◆ YOUR INSTRUCTIONS: Would you return all of this data exactly, leaving nothing out?
** Start **
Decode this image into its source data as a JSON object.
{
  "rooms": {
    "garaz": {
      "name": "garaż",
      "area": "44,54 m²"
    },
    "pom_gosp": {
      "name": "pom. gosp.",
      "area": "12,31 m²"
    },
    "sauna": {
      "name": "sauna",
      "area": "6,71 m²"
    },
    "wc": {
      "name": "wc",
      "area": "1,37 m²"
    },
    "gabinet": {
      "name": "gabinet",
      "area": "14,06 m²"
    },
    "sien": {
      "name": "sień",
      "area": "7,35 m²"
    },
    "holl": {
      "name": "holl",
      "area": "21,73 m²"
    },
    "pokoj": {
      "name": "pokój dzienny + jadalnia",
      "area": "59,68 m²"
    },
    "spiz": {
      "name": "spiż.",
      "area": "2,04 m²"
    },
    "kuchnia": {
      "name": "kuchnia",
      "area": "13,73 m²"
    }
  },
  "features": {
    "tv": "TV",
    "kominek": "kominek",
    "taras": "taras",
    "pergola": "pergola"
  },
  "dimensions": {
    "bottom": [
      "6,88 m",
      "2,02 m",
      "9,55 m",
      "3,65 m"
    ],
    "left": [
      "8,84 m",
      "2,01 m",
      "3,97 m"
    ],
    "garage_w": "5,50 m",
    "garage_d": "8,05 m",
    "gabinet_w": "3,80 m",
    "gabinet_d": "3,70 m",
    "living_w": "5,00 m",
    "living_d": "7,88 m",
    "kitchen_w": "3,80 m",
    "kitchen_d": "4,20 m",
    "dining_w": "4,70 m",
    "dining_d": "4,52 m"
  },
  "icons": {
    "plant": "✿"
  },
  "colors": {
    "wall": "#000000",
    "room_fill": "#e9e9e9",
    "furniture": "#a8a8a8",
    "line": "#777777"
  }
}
** End **
◆ RESPONSE TO THIS TASK:
Decode this image into its source data as a JSON object.
{
  "rooms": {
    "garaz": {
      "name": "garaż",
      "area": "44,54 m²"
    },
    "pom_gosp": {
      "name": "pom. gosp.",
      "area": "12,31 m²"
    },
    "sauna": {
      "name": "sauna",
      "area": "6,71 m²"
    },
    "wc": {
      "name": "wc",
      "area": "1,37 m²"
    },
    "gabinet": {
      "name": "gabinet",
      "area": "14,06 m²"
    },
    "sien": {
      "name": "sień",
      "area": "7,35 m²"
    },
    "holl": {
      "name": "holl",
      "area": "21,73 m²"
    },
    "pokoj": {
      "name": "pokój dzienny + jadalnia",
      "area": "59,68 m²"
    },
    "spiz": {
      "name": "spiż.",
      "area": "2,04 m²"
    },
    "kuchnia": {
      "name": "kuchnia",
      "area": "13,73 m²"
    }
  },
  "features": {
    "tv": "TV",
    "kominek": "kominek",
    "taras": "taras",
    "pergola": "pergola"
  },
  "dimensions": {
    "bottom": [
      "6,88 m",
      "2,02 m",
      "9,55 m",
      "3,65 m"
    ],
    "left": [
      "8,84 m",
      "2,01 m",
      "3,97 m"
    ],
    "garage_w": "5,50 m",
    "garage_d": "8,05 m",
    "gabinet_w": "3,80 m",
    "gabinet_d": "3,70 m",
    "living_w": "5,00 m",
    "living_d": "7,88 m",
    "kitchen_w": "3,80 m",
    "kitchen_d": "4,20 m",
    "dining_w": "4,70 m",
    "dining_d": "4,52 m"
  },
  "icons": {
    "plant": "✿"
  },
  "colors": {
    "wall": "#000000",
    "room_fill": "#e9e9e9",
    "furniture": "#a8a8a8",
    "line": "#777777"
  }
}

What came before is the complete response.